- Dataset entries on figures
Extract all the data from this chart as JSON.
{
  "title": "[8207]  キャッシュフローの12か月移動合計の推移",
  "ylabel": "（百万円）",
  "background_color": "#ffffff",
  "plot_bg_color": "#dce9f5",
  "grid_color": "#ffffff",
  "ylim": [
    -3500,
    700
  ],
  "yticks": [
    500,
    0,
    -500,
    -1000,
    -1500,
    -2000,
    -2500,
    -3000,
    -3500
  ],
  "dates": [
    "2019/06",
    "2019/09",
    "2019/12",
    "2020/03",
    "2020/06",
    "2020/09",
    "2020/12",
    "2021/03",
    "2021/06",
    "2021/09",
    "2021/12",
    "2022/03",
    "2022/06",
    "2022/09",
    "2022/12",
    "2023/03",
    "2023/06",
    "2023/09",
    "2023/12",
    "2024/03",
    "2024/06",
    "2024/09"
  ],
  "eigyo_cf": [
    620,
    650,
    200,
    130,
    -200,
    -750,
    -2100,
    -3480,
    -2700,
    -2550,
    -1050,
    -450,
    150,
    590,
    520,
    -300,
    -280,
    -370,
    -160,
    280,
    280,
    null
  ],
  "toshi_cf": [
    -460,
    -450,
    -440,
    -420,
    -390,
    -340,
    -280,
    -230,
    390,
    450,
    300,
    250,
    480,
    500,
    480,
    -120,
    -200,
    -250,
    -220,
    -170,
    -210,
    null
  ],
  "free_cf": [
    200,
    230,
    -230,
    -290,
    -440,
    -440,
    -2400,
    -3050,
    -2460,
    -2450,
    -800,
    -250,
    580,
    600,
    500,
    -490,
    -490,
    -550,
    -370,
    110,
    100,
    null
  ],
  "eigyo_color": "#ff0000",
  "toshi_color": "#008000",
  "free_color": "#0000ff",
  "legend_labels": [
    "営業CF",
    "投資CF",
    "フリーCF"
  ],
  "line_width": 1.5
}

- Problem details
Look over the listing above. Pick out and copy every line that includes "ffffff".

- Response to the task
  "background_color": "#ffffff",
  "grid_color": "#ffffff",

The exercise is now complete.